*Problem*
With the pictures omitted, write out the entries that follow exactly as they stand.

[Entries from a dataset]
++++++++

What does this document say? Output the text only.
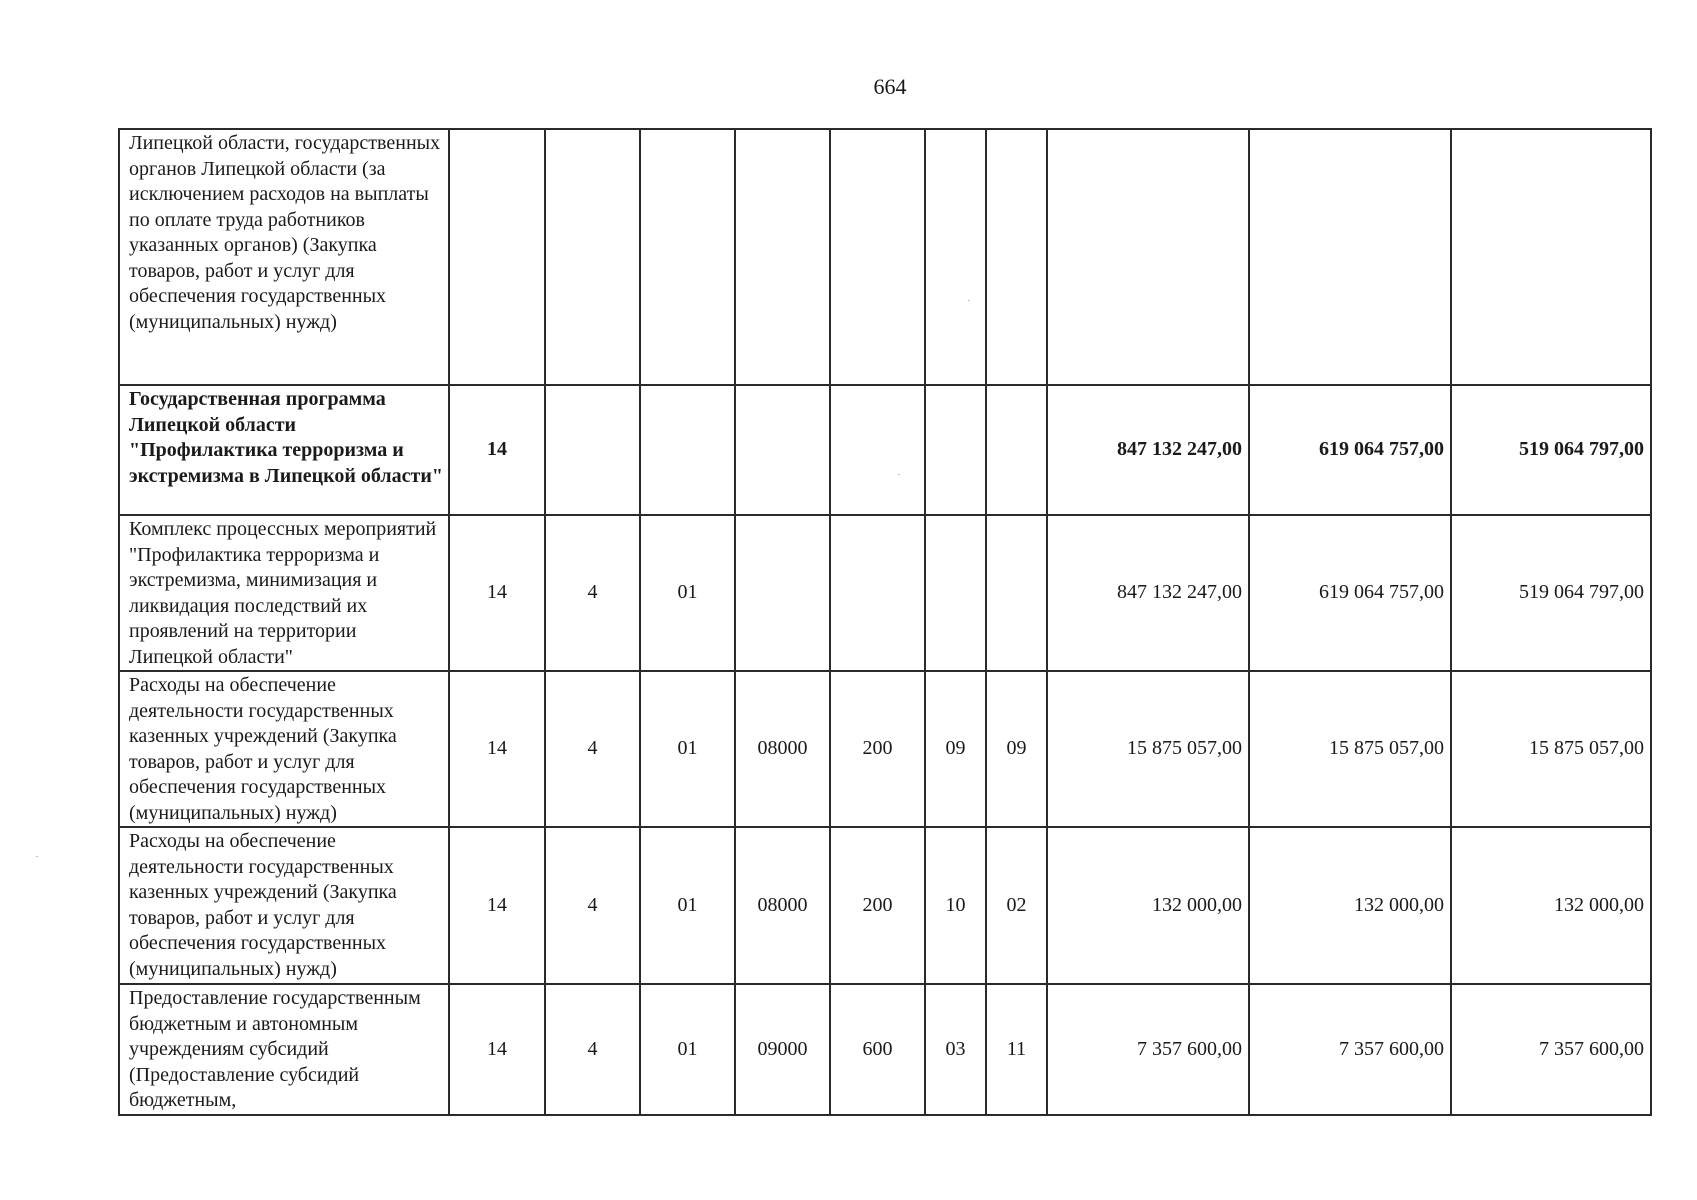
664
Липецкой области, государственных органов Липецкой области (за исключением расходов на выплаты по оплате труда работников указанных органов) (Закупка товаров, работ и услуг для обеспечения государственных (муниципальных) нужд)										
Государственная программа Липецкой области "Профилактика терроризма и экстремизма в Липецкой области"	14							847 132 247,00	619 064 757,00	519 064 797,00
Комплекс процессных мероприятий "Профилактика терроризма и экстремизма, минимизация и ликвидация последствий их проявлений на территории Липецкой области"	14	4	01					847 132 247,00	619 064 757,00	519 064 797,00
Расходы на обеспечение деятельности государственных казенных учреждений (Закупка товаров, работ и услуг для обеспечения государственных (муниципальных) нужд)	14	4	01	08000	200	09	09	15 875 057,00	15 875 057,00	15 875 057,00
Расходы на обеспечение деятельности государственных казенных учреждений (Закупка товаров, работ и услуг для обеспечения государственных (муниципальных) нужд)	14	4	01	08000	200	10	02	132 000,00	132 000,00	132 000,00
Предоставление государственным бюджетным и автономным учреждениям субсидий (Предоставление субсидий бюджетным,	14	4	01	09000	600	03	11	7 357 600,00	7 357 600,00	7 357 600,00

++++++++

*Written reply*
What does this document say? Output the text only.
664
Липецкой области, государственных органов Липецкой области (за исключением расходов на выплаты по оплате труда работников указанных органов) (Закупка товаров, работ и услуг для обеспечения государственных (муниципальных) нужд)										
Государственная программа Липецкой области "Профилактика терроризма и экстремизма в Липецкой области"	14							847 132 247,00	619 064 757,00	519 064 797,00
Комплекс процессных мероприятий "Профилактика терроризма и экстремизма, минимизация и ликвидация последствий их проявлений на территории Липецкой области"	14	4	01					847 132 247,00	619 064 757,00	519 064 797,00
Расходы на обеспечение деятельности государственных казенных учреждений (Закупка товаров, работ и услуг для обеспечения государственных (муниципальных) нужд)	14	4	01	08000	200	09	09	15 875 057,00	15 875 057,00	15 875 057,00
Расходы на обеспечение деятельности государственных казенных учреждений (Закупка товаров, работ и услуг для обеспечения государственных (муниципальных) нужд)	14	4	01	08000	200	10	02	132 000,00	132 000,00	132 000,00
Предоставление государственным бюджетным и автономным учреждениям субсидий (Предоставление субсидий бюджетным,	14	4	01	09000	600	03	11	7 357 600,00	7 357 600,00	7 357 600,00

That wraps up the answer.